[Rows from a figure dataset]
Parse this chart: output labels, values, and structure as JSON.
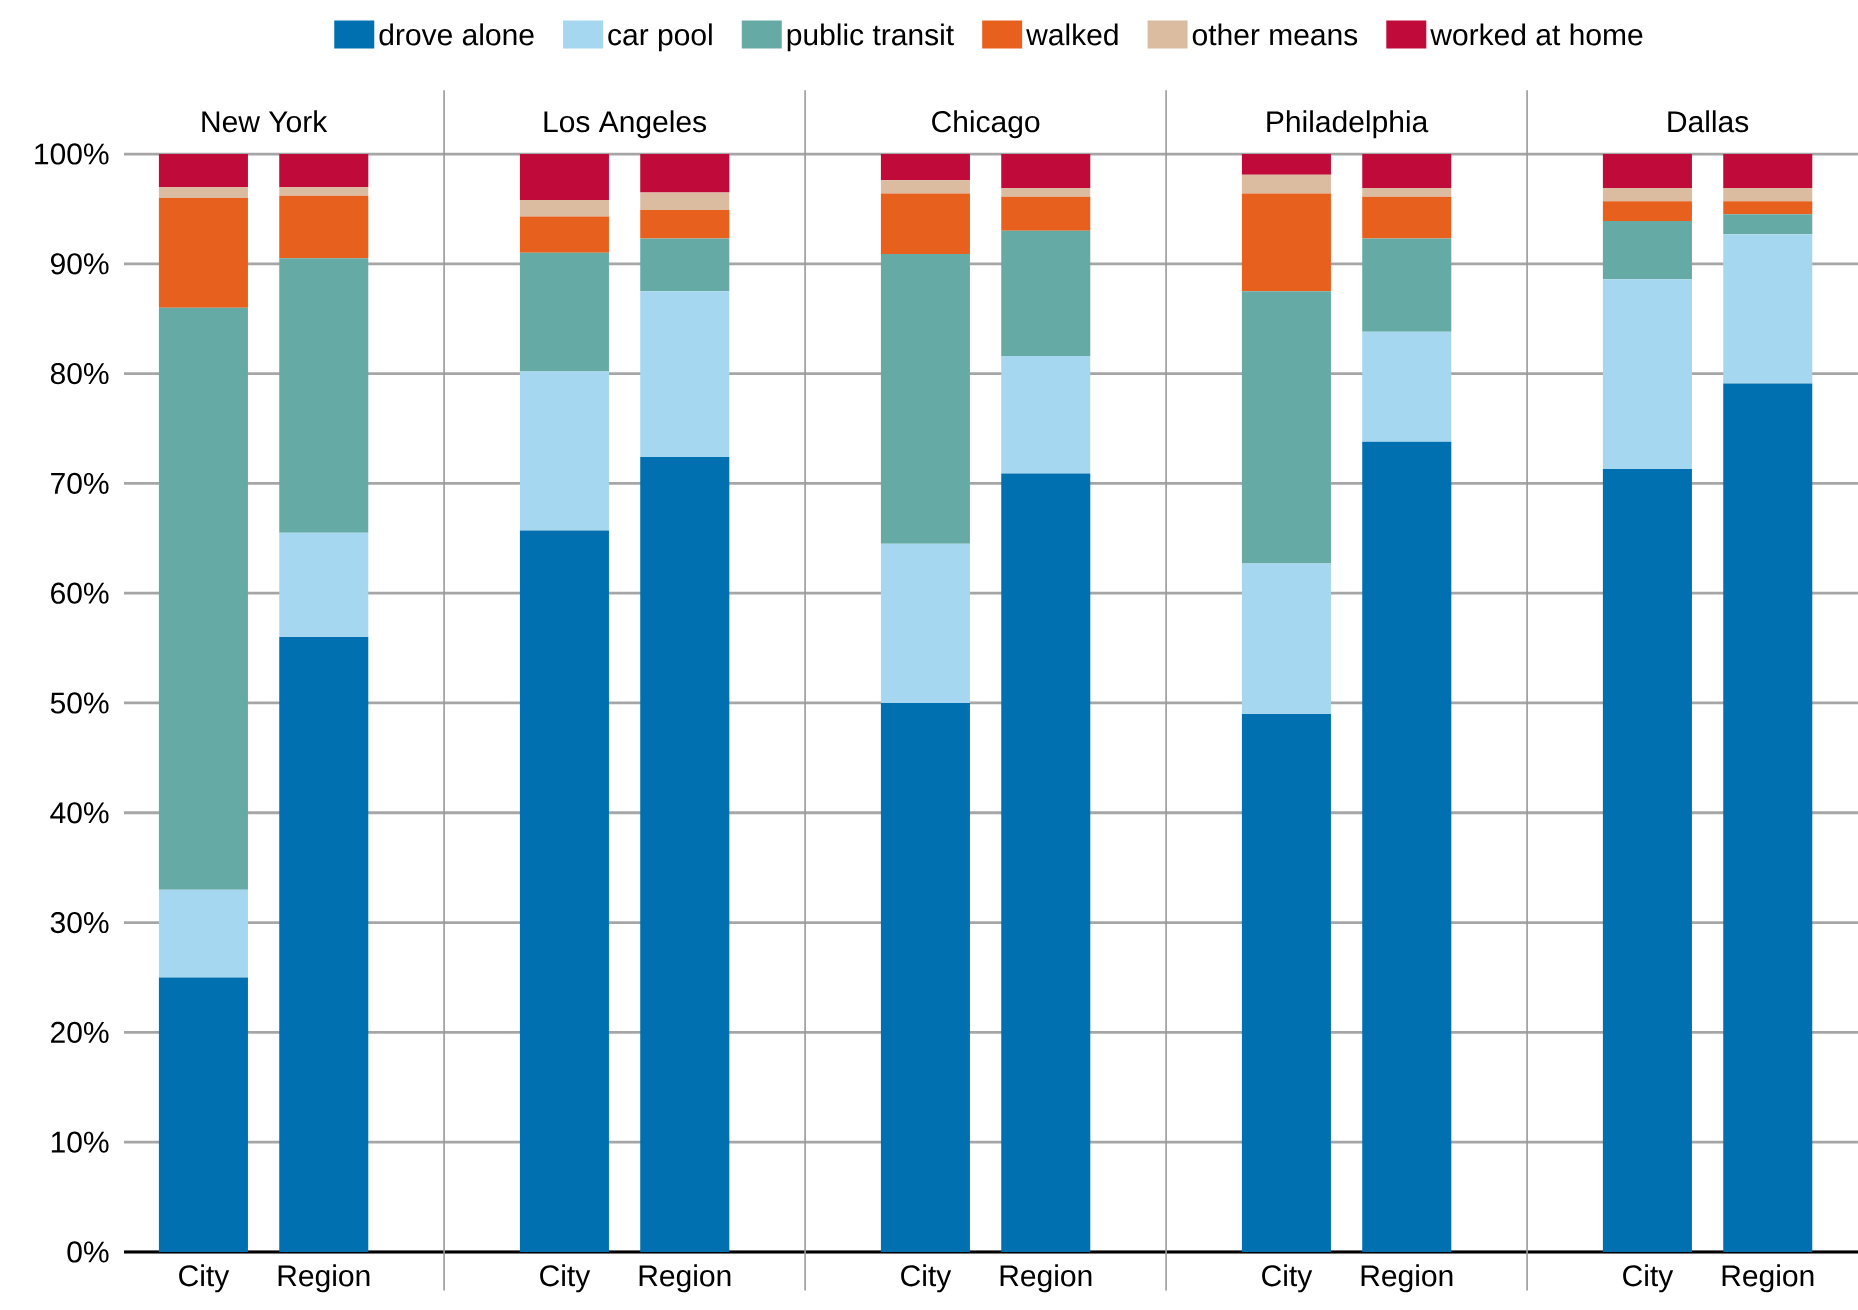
{
  "chart_data": {
    "type": "bar",
    "stacked": true,
    "categories": [
      "City",
      "Region",
      "City",
      "Region",
      "City",
      "Region",
      "City",
      "Region",
      "City",
      "Region"
    ],
    "series": [
      {
        "name": "drove alone",
        "color": "#0070b0",
        "values": [
          25,
          56,
          65.7,
          72.4,
          50,
          70.9,
          49,
          73.8,
          71.3,
          79.1
        ]
      },
      {
        "name": "car pool",
        "color": "#a5d8f0",
        "values": [
          8,
          9.5,
          14.5,
          15.1,
          14.5,
          10.7,
          13.7,
          10,
          17.3,
          13.6
        ]
      },
      {
        "name": "public transit",
        "color": "#66aaa5",
        "values": [
          53,
          25,
          10.8,
          4.8,
          26.4,
          11.4,
          24.8,
          8.5,
          5.3,
          1.8
        ]
      },
      {
        "name": "walked",
        "color": "#e8601e",
        "values": [
          10,
          5.7,
          3.3,
          2.6,
          5.5,
          3.1,
          8.9,
          3.8,
          1.8,
          1.2
        ]
      },
      {
        "name": "other means",
        "color": "#dcbca0",
        "values": [
          1,
          0.8,
          1.5,
          1.6,
          1.2,
          0.8,
          1.7,
          0.8,
          1.2,
          1.2
        ]
      },
      {
        "name": "worked at home",
        "color": "#bf0a3a",
        "values": [
          3,
          3,
          4.2,
          3.5,
          2.4,
          3.1,
          1.9,
          3.1,
          3.1,
          3.1
        ]
      }
    ],
    "annotations": [
      "New York",
      "Los Angeles",
      "Chicago",
      "Philadelphia",
      "Dallas"
    ],
    "ylim": [
      0,
      100
    ],
    "yticks": [
      {
        "value": 0,
        "label": "0%"
      },
      {
        "value": 10,
        "label": "10%"
      },
      {
        "value": 20,
        "label": "20%"
      },
      {
        "value": 30,
        "label": "30%"
      },
      {
        "value": 40,
        "label": "40%"
      },
      {
        "value": 50,
        "label": "50%"
      },
      {
        "value": 60,
        "label": "60%"
      },
      {
        "value": 70,
        "label": "70%"
      },
      {
        "value": 80,
        "label": "80%"
      },
      {
        "value": 90,
        "label": "90%"
      },
      {
        "value": 100,
        "label": "100%"
      }
    ],
    "grid": "y",
    "legend": "top"
  }
}
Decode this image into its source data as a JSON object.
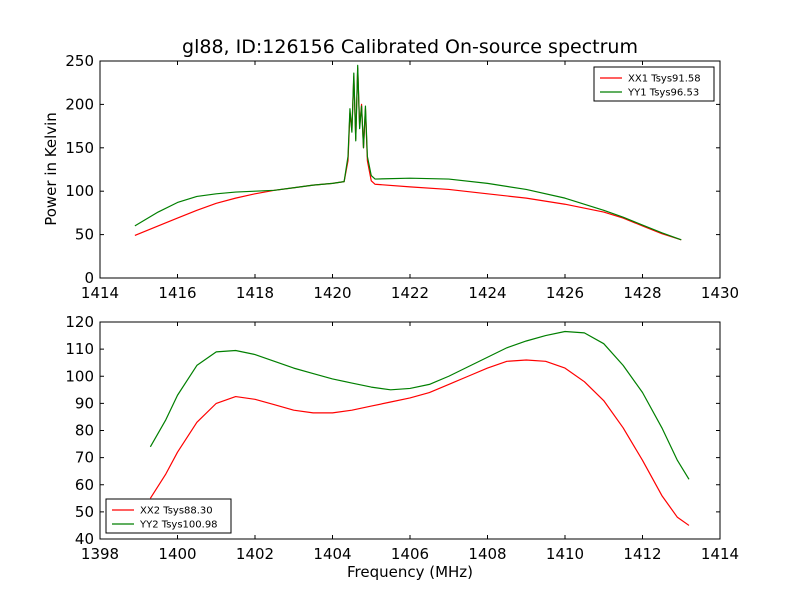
{
  "title": "gl88, ID:126156 Calibrated On-source spectrum",
  "colors": {
    "red": "#ff0000",
    "green": "#007f00"
  },
  "chart_data": [
    {
      "type": "line",
      "ylabel": "Power in Kelvin",
      "xlabel": "",
      "xlim": [
        1414,
        1430
      ],
      "ylim": [
        0,
        250
      ],
      "xticks": [
        1414,
        1416,
        1418,
        1420,
        1422,
        1424,
        1426,
        1428,
        1430
      ],
      "yticks": [
        0,
        50,
        100,
        150,
        200,
        250
      ],
      "legend_position": "top-right",
      "grid": false,
      "series": [
        {
          "name": "XX1 Tsys91.58",
          "color": "#ff0000",
          "points": [
            [
              1414.9,
              49
            ],
            [
              1415.5,
              60
            ],
            [
              1416,
              69
            ],
            [
              1416.5,
              78
            ],
            [
              1417,
              86
            ],
            [
              1417.5,
              92
            ],
            [
              1418,
              97
            ],
            [
              1418.5,
              101
            ],
            [
              1419,
              104
            ],
            [
              1419.5,
              107
            ],
            [
              1420,
              109
            ],
            [
              1420.3,
              111
            ],
            [
              1420.4,
              135
            ],
            [
              1420.45,
              190
            ],
            [
              1420.5,
              170
            ],
            [
              1420.55,
              232
            ],
            [
              1420.6,
              160
            ],
            [
              1420.65,
              242
            ],
            [
              1420.7,
              175
            ],
            [
              1420.75,
              200
            ],
            [
              1420.8,
              150
            ],
            [
              1420.85,
              195
            ],
            [
              1420.9,
              135
            ],
            [
              1421,
              112
            ],
            [
              1421.1,
              108
            ],
            [
              1422,
              105
            ],
            [
              1423,
              102
            ],
            [
              1424,
              97
            ],
            [
              1425,
              92
            ],
            [
              1426,
              85
            ],
            [
              1427,
              76
            ],
            [
              1427.5,
              69
            ],
            [
              1428,
              60
            ],
            [
              1428.5,
              51
            ],
            [
              1429,
              44
            ]
          ]
        },
        {
          "name": "YY1 Tsys96.53",
          "color": "#007f00",
          "points": [
            [
              1414.9,
              60
            ],
            [
              1415.5,
              76
            ],
            [
              1416,
              87
            ],
            [
              1416.5,
              94
            ],
            [
              1417,
              97
            ],
            [
              1417.5,
              99
            ],
            [
              1418,
              100
            ],
            [
              1418.5,
              101
            ],
            [
              1419,
              104
            ],
            [
              1419.5,
              107
            ],
            [
              1420,
              109
            ],
            [
              1420.3,
              111
            ],
            [
              1420.4,
              140
            ],
            [
              1420.45,
              195
            ],
            [
              1420.5,
              168
            ],
            [
              1420.55,
              236
            ],
            [
              1420.6,
              158
            ],
            [
              1420.65,
              245
            ],
            [
              1420.7,
              172
            ],
            [
              1420.75,
              198
            ],
            [
              1420.8,
              150
            ],
            [
              1420.85,
              198
            ],
            [
              1420.9,
              140
            ],
            [
              1421,
              118
            ],
            [
              1421.1,
              114
            ],
            [
              1422,
              115
            ],
            [
              1423,
              114
            ],
            [
              1424,
              109
            ],
            [
              1425,
              102
            ],
            [
              1426,
              92
            ],
            [
              1427,
              78
            ],
            [
              1427.5,
              70
            ],
            [
              1428,
              61
            ],
            [
              1428.5,
              52
            ],
            [
              1429,
              44
            ]
          ]
        }
      ]
    },
    {
      "type": "line",
      "ylabel": "",
      "xlabel": "Frequency (MHz)",
      "xlim": [
        1398,
        1414
      ],
      "ylim": [
        40,
        120
      ],
      "xticks": [
        1398,
        1400,
        1402,
        1404,
        1406,
        1408,
        1410,
        1412,
        1414
      ],
      "yticks": [
        40,
        50,
        60,
        70,
        80,
        90,
        100,
        110,
        120
      ],
      "legend_position": "bottom-left",
      "grid": false,
      "series": [
        {
          "name": "XX2 Tsys88.30",
          "color": "#ff0000",
          "points": [
            [
              1399.3,
              55
            ],
            [
              1399.7,
              64
            ],
            [
              1400,
              72
            ],
            [
              1400.5,
              83
            ],
            [
              1401,
              90
            ],
            [
              1401.5,
              92.5
            ],
            [
              1402,
              91.5
            ],
            [
              1402.5,
              89.5
            ],
            [
              1403,
              87.5
            ],
            [
              1403.5,
              86.5
            ],
            [
              1404,
              86.5
            ],
            [
              1404.5,
              87.5
            ],
            [
              1405,
              89
            ],
            [
              1405.5,
              90.5
            ],
            [
              1406,
              92
            ],
            [
              1406.5,
              94
            ],
            [
              1407,
              97
            ],
            [
              1407.5,
              100
            ],
            [
              1408,
              103
            ],
            [
              1408.5,
              105.5
            ],
            [
              1409,
              106
            ],
            [
              1409.5,
              105.5
            ],
            [
              1410,
              103
            ],
            [
              1410.5,
              98
            ],
            [
              1411,
              91
            ],
            [
              1411.5,
              81
            ],
            [
              1412,
              69
            ],
            [
              1412.5,
              56
            ],
            [
              1412.9,
              48
            ],
            [
              1413.2,
              45
            ]
          ]
        },
        {
          "name": "YY2 Tsys100.98",
          "color": "#007f00",
          "points": [
            [
              1399.3,
              74
            ],
            [
              1399.7,
              84
            ],
            [
              1400,
              93
            ],
            [
              1400.5,
              104
            ],
            [
              1401,
              109
            ],
            [
              1401.5,
              109.5
            ],
            [
              1402,
              108
            ],
            [
              1402.5,
              105.5
            ],
            [
              1403,
              103
            ],
            [
              1403.5,
              101
            ],
            [
              1404,
              99
            ],
            [
              1404.5,
              97.5
            ],
            [
              1405,
              96
            ],
            [
              1405.5,
              95
            ],
            [
              1406,
              95.5
            ],
            [
              1406.5,
              97
            ],
            [
              1407,
              100
            ],
            [
              1407.5,
              103.5
            ],
            [
              1408,
              107
            ],
            [
              1408.5,
              110.5
            ],
            [
              1409,
              113
            ],
            [
              1409.5,
              115
            ],
            [
              1410,
              116.5
            ],
            [
              1410.5,
              116
            ],
            [
              1411,
              112
            ],
            [
              1411.5,
              104
            ],
            [
              1412,
              94
            ],
            [
              1412.5,
              81
            ],
            [
              1412.9,
              69
            ],
            [
              1413.2,
              62
            ]
          ]
        }
      ]
    }
  ]
}
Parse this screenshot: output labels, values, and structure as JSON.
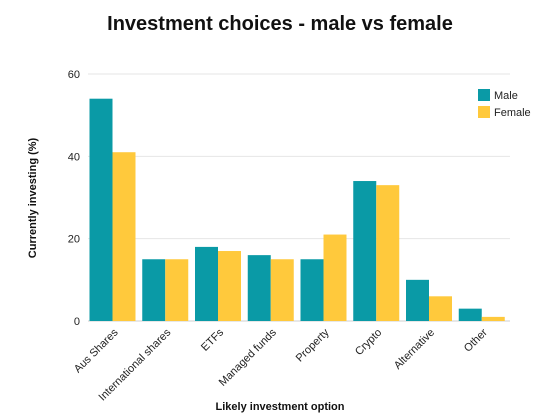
{
  "chart_data": {
    "type": "bar",
    "title": "Investment choices - male vs female",
    "xlabel": "Likely investment option",
    "ylabel": "Currently investing  (%)",
    "ylim": [
      0,
      60
    ],
    "yticks": [
      0,
      20,
      40,
      60
    ],
    "grid": true,
    "legend_position": "top-right",
    "categories": [
      "Aus Shares",
      "International shares",
      "ETFs",
      "Managed funds",
      "Property",
      "Crypto",
      "Alternative",
      "Other"
    ],
    "series": [
      {
        "name": "Male",
        "color": "#0a9aa6",
        "values": [
          54,
          15,
          18,
          16,
          15,
          34,
          10,
          3
        ]
      },
      {
        "name": "Female",
        "color": "#ffc93c",
        "values": [
          41,
          15,
          17,
          15,
          21,
          33,
          6,
          1
        ]
      }
    ]
  }
}
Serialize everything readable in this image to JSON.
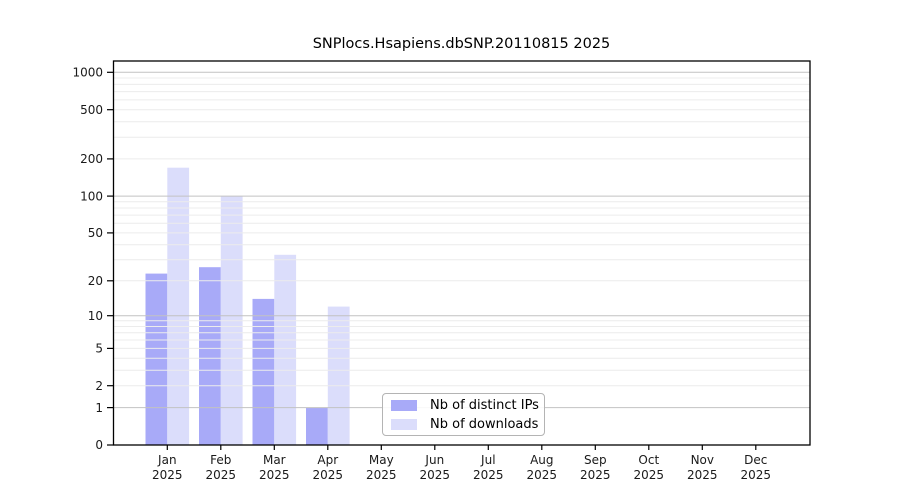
{
  "chart_data": {
    "type": "bar",
    "title": "SNPlocs.Hsapiens.dbSNP.20110815 2025",
    "categories": [
      "Jan",
      "Feb",
      "Mar",
      "Apr",
      "May",
      "Jun",
      "Jul",
      "Aug",
      "Sep",
      "Oct",
      "Nov",
      "Dec"
    ],
    "year_label": "2025",
    "series": [
      {
        "name": "Nb of distinct IPs",
        "color": "#a8aaf8",
        "values": [
          23,
          26,
          14,
          1,
          0,
          0,
          0,
          0,
          0,
          0,
          0,
          0
        ]
      },
      {
        "name": "Nb of downloads",
        "color": "#dbddfb",
        "values": [
          170,
          100,
          33,
          12,
          0,
          0,
          0,
          0,
          0,
          0,
          0,
          0
        ]
      }
    ],
    "y_axis": {
      "scale": "log1p",
      "tick_labels": [
        "1000",
        "500",
        "200",
        "100",
        "50",
        "20",
        "10",
        "5",
        "2",
        "1",
        "0"
      ],
      "tick_values": [
        1000,
        500,
        200,
        100,
        50,
        20,
        10,
        5,
        2,
        1,
        0
      ],
      "major_gridlines": [
        1,
        10,
        100,
        1000
      ],
      "minor_gridlines": [
        2,
        3,
        4,
        5,
        6,
        7,
        8,
        9,
        20,
        30,
        40,
        50,
        60,
        70,
        80,
        90,
        200,
        300,
        400,
        500,
        600,
        700,
        800,
        900
      ],
      "ylim": [
        0,
        1230
      ]
    },
    "legend_position": "bottom-center",
    "grid": "on",
    "colors": {
      "grid_major": "#c2c2c2",
      "grid_minor": "#ececec",
      "axis": "#000000",
      "text": "#1a1a1a",
      "background": "#ffffff"
    }
  }
}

## STATED GOAL
Check each line of the records above for the word "this", then give the number of lines that have it, with no other words.

## PROBLEM SOLUTION
4